Work to do -> Search the material for the word "style" and copy each line that holds it.

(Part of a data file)
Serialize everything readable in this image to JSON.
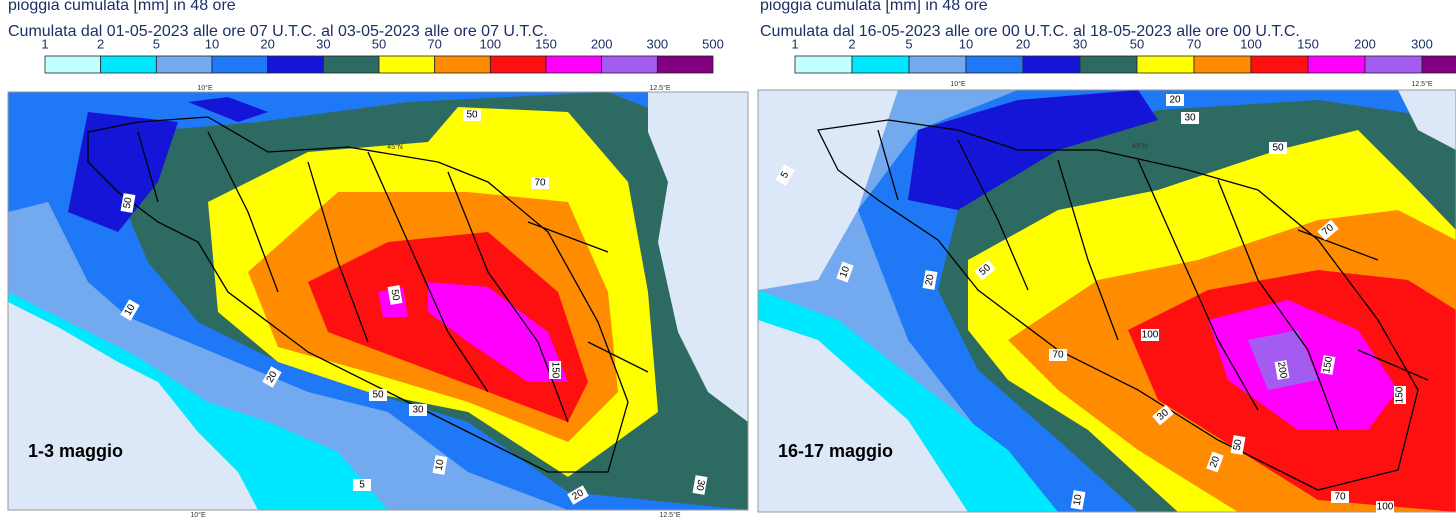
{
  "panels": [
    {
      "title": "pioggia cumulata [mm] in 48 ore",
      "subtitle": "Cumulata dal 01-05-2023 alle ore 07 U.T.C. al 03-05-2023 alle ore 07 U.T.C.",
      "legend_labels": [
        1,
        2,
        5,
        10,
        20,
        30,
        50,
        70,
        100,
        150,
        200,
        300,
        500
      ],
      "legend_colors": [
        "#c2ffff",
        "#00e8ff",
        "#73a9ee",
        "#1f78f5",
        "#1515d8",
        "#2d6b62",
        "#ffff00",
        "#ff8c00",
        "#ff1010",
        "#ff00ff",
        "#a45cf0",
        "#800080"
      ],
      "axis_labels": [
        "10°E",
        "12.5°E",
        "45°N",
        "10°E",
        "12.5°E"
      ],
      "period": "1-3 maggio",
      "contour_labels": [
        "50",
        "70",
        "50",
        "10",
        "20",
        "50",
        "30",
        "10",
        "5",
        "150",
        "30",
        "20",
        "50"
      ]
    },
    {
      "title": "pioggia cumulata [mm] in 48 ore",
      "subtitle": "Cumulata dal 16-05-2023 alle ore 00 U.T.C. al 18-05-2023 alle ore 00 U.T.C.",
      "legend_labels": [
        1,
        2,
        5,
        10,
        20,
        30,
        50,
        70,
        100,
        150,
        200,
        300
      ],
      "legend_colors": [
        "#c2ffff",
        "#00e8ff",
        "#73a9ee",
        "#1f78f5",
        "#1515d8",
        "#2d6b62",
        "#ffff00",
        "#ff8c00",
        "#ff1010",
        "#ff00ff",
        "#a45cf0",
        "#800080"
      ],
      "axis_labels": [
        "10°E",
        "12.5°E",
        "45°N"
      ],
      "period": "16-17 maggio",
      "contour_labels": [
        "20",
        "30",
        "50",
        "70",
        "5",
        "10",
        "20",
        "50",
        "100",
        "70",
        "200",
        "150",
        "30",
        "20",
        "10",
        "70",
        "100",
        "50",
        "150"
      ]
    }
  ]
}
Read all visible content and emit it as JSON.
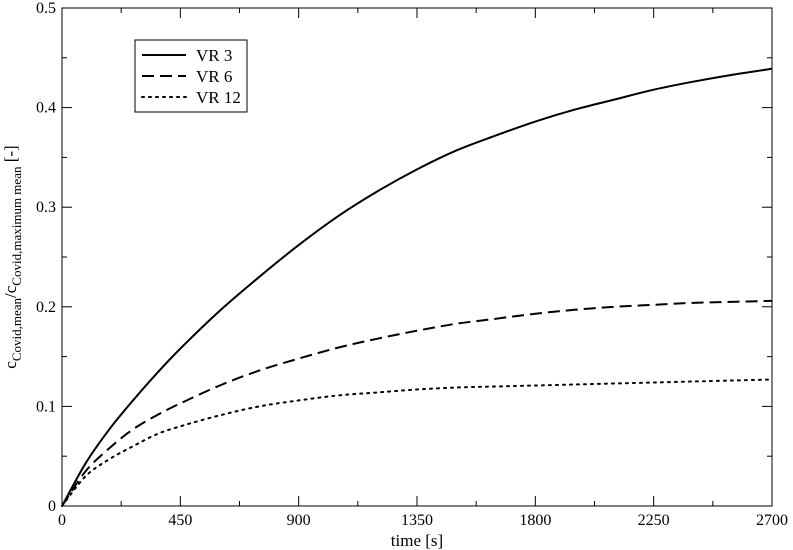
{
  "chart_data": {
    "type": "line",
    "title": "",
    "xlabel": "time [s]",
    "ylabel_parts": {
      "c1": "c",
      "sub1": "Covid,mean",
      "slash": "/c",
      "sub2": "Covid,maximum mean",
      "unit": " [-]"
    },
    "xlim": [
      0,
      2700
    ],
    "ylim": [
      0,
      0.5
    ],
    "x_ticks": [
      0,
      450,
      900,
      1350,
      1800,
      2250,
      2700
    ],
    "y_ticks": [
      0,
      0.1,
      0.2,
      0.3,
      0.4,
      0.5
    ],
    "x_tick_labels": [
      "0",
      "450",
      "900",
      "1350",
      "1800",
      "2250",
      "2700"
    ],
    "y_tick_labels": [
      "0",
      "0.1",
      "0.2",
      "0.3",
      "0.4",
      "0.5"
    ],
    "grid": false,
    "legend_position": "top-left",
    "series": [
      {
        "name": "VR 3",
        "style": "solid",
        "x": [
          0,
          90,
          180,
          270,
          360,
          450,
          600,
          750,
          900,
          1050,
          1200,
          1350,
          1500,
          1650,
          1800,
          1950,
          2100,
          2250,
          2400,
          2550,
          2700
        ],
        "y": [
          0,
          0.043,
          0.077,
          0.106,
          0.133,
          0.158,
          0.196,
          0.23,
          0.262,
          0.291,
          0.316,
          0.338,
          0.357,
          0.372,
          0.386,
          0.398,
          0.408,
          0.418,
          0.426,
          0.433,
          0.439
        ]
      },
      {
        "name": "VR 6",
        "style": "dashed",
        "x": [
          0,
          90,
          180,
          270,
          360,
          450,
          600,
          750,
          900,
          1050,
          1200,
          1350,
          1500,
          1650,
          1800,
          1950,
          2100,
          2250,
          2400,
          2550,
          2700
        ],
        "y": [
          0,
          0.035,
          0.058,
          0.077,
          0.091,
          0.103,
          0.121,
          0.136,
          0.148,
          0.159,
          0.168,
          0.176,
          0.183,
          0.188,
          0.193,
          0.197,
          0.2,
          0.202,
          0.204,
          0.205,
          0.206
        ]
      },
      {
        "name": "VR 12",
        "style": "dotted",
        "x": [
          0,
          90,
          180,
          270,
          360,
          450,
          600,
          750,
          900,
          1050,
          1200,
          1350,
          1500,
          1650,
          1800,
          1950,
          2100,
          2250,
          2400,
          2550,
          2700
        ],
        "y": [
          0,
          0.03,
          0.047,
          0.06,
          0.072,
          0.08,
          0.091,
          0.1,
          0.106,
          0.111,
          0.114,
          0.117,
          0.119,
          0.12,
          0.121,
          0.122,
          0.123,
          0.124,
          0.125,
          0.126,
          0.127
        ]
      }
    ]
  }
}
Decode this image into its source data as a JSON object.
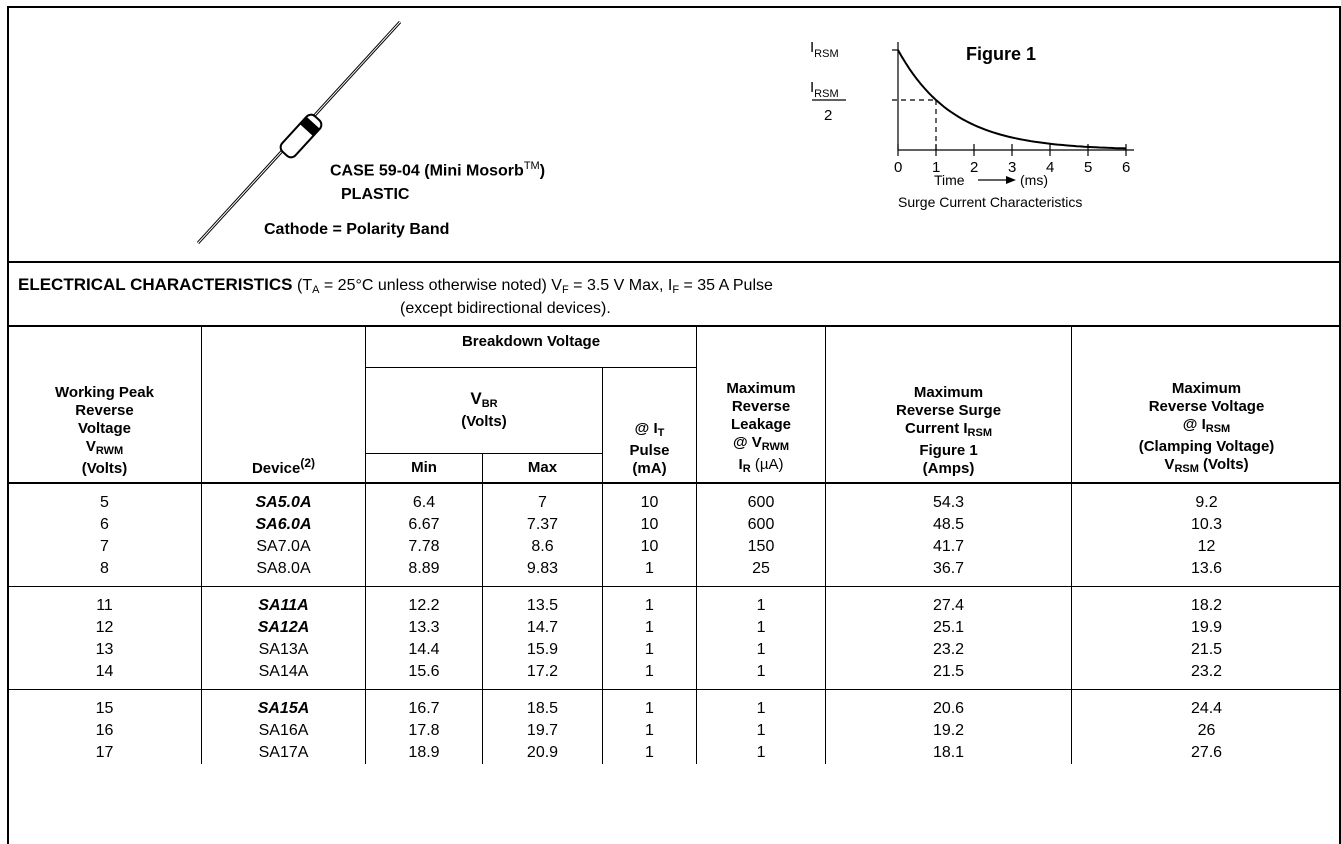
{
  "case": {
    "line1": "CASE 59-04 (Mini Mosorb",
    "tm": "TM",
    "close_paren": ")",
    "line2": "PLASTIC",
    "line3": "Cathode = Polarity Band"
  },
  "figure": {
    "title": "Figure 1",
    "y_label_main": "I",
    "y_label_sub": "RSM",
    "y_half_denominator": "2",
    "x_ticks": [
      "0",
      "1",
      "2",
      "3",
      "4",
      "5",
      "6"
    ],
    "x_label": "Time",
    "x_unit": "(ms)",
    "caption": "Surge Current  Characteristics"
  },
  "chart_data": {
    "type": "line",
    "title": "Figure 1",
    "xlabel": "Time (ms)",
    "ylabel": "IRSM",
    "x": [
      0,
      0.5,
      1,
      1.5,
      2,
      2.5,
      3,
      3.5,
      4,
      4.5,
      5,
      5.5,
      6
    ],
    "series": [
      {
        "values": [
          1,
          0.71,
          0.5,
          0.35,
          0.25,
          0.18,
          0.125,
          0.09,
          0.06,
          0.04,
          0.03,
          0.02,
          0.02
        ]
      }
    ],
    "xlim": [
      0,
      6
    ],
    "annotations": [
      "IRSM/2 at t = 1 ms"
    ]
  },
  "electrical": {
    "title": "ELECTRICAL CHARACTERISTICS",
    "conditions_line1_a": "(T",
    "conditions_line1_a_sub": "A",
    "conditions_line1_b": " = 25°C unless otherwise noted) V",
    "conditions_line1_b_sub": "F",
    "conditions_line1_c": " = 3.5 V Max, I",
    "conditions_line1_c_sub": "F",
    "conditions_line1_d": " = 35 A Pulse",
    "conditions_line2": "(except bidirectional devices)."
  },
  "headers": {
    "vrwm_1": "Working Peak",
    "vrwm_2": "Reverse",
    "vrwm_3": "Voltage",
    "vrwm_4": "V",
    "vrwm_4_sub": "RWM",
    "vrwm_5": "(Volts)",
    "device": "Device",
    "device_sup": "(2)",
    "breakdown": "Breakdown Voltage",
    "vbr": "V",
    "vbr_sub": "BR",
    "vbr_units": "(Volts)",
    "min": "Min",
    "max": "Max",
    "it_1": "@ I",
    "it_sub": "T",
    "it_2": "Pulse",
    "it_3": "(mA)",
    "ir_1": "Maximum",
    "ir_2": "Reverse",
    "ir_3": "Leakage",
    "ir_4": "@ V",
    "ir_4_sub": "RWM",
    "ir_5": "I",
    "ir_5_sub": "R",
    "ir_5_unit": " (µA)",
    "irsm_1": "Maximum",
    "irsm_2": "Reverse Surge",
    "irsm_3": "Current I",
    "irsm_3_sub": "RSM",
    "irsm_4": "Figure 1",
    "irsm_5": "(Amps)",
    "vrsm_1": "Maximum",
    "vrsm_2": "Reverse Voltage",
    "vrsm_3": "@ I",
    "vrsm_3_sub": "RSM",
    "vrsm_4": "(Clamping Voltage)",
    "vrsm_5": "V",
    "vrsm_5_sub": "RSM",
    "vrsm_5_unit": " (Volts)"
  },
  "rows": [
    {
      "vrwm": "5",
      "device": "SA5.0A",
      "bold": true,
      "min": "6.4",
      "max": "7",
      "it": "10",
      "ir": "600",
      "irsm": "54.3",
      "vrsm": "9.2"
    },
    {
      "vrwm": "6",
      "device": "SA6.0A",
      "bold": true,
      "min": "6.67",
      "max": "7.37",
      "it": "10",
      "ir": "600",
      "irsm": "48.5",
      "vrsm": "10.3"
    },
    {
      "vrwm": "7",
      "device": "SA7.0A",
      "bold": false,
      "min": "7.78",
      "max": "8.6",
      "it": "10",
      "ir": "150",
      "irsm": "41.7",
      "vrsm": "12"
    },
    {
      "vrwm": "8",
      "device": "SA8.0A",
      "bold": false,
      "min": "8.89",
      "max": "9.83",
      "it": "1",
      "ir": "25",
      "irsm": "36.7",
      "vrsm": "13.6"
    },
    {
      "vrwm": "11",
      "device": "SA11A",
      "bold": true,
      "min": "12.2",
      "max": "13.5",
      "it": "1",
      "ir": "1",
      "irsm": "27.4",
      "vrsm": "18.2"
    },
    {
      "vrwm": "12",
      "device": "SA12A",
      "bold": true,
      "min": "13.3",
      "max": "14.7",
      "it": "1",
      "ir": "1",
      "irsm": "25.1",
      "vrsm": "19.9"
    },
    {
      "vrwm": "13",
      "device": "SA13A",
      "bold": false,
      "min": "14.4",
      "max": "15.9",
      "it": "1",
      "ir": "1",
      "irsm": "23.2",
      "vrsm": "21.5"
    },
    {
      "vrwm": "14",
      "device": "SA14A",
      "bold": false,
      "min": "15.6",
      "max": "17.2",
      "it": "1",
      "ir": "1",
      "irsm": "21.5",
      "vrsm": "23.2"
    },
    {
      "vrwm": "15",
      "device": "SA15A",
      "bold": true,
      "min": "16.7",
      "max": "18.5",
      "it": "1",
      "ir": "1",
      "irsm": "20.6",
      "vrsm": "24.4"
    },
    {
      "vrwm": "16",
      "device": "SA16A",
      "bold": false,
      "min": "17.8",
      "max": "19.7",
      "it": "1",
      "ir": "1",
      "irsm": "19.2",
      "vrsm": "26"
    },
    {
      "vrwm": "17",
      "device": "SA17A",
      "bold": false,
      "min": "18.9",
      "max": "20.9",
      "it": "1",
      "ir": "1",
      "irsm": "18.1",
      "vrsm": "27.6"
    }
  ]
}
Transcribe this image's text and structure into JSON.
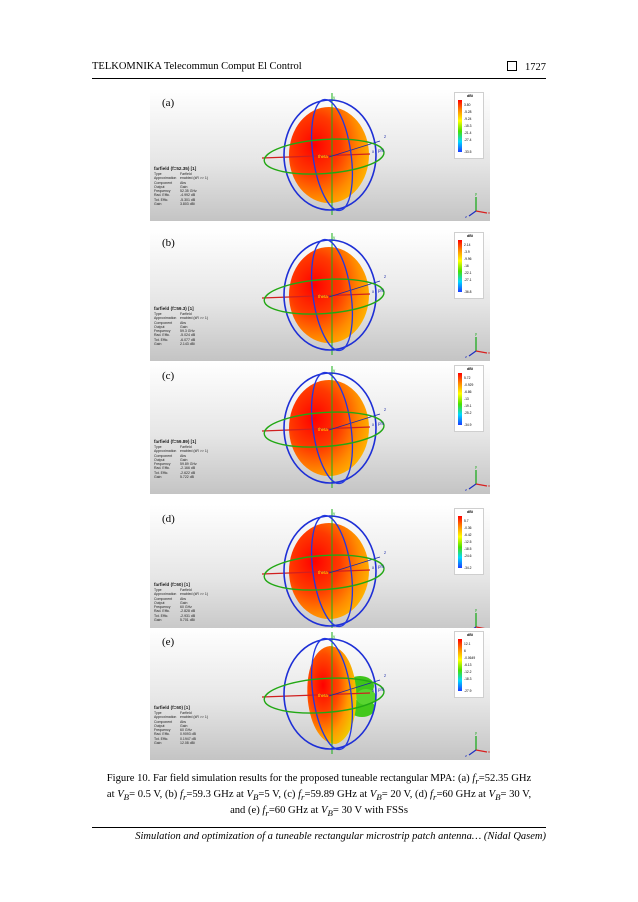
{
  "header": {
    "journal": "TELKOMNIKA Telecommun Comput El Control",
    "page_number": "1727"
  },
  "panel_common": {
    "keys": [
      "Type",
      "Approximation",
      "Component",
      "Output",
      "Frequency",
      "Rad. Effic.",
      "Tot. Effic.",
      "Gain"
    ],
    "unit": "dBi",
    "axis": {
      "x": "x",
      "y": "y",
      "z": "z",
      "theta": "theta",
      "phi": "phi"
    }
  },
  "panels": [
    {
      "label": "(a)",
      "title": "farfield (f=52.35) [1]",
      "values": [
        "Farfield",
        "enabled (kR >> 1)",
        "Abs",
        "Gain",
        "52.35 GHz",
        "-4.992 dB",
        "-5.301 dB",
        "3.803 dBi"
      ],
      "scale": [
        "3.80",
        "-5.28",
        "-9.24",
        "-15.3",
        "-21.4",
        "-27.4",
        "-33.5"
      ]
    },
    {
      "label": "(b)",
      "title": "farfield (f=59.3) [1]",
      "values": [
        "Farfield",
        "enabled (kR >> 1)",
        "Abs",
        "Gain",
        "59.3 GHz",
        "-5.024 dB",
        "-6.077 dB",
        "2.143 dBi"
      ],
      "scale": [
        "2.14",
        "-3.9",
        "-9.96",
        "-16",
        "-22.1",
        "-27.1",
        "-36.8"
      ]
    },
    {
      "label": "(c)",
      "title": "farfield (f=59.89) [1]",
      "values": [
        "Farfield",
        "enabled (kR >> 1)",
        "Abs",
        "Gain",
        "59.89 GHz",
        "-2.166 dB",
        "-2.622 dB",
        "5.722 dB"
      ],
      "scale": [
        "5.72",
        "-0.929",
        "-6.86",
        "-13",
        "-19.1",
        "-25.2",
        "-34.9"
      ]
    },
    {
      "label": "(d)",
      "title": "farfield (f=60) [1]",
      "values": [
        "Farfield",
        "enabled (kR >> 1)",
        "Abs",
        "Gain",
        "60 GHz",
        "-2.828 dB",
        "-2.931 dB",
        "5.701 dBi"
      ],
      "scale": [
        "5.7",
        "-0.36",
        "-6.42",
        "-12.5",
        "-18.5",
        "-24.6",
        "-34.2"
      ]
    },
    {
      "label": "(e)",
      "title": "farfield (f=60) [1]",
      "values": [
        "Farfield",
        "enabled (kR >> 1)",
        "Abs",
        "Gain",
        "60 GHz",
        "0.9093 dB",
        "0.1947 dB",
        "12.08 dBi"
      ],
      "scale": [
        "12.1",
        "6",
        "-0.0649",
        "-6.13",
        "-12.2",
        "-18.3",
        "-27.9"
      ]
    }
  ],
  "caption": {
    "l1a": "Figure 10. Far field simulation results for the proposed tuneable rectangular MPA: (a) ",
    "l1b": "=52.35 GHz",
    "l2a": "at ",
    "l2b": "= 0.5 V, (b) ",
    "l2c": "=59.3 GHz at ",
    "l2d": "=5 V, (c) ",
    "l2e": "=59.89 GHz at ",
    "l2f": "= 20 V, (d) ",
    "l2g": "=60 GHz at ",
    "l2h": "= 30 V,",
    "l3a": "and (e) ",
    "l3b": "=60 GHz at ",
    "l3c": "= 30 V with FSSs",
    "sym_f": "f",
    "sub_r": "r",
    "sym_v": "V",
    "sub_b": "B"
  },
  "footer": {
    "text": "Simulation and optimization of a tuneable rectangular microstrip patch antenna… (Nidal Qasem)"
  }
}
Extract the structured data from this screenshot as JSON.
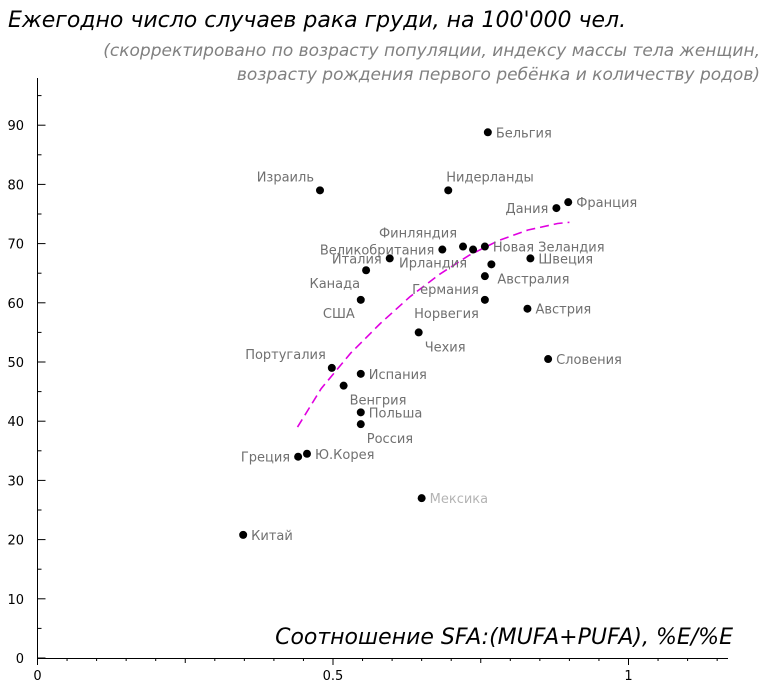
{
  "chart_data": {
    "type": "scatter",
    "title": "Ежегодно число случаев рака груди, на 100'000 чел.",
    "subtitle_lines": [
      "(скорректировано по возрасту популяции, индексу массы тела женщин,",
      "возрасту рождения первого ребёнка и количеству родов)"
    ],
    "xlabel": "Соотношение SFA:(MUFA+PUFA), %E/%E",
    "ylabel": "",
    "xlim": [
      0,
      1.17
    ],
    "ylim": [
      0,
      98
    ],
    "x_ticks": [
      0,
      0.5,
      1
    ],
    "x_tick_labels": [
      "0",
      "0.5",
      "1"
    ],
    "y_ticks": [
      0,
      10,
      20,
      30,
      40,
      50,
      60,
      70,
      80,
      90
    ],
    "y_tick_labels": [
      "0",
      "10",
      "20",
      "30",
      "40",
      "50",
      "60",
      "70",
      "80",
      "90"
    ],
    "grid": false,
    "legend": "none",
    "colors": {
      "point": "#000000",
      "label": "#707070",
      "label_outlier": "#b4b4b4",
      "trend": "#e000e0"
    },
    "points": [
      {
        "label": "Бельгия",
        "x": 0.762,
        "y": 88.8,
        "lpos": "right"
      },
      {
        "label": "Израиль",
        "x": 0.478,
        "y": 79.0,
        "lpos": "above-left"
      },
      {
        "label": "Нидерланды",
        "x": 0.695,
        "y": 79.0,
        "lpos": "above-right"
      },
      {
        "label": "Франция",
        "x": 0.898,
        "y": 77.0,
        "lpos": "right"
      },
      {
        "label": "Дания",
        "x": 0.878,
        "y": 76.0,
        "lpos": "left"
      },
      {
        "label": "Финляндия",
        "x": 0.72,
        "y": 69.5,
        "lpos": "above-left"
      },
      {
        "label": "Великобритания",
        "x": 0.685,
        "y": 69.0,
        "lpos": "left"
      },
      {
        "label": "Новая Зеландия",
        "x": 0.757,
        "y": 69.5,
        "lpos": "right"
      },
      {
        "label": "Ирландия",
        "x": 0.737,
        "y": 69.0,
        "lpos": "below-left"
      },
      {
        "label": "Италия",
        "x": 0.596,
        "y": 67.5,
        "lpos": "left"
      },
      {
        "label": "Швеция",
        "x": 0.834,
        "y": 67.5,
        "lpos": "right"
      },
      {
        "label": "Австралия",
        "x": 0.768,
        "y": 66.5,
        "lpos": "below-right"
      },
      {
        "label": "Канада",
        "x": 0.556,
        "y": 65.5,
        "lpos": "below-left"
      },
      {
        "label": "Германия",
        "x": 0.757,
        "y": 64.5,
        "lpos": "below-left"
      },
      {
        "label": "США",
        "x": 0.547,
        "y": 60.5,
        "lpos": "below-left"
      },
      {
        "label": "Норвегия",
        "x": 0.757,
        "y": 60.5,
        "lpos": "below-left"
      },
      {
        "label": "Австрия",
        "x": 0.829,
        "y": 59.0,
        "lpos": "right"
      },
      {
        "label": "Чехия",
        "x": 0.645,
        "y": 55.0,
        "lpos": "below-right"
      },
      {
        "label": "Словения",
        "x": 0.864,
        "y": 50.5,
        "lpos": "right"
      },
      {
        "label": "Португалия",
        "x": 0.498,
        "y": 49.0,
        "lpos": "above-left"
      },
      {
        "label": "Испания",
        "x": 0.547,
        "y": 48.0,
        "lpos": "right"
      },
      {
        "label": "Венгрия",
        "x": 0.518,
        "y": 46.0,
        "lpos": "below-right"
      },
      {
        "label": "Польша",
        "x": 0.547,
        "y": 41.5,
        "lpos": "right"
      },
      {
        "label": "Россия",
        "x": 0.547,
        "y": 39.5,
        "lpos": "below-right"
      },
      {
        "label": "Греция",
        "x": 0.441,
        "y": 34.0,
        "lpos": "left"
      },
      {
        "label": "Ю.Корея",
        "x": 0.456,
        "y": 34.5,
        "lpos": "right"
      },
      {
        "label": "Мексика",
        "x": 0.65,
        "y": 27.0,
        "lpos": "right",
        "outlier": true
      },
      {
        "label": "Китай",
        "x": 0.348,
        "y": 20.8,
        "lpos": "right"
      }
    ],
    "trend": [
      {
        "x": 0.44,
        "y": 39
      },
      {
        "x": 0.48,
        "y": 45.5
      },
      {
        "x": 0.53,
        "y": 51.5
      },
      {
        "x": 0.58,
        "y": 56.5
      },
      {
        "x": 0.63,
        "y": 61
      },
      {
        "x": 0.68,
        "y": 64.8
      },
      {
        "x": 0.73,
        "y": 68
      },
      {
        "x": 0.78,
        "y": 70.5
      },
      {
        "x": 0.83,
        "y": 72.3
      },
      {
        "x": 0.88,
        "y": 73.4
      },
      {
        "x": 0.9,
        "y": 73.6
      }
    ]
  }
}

Response ->
        "style": "solid",
        "style": "dashed",
        "style": "dotted",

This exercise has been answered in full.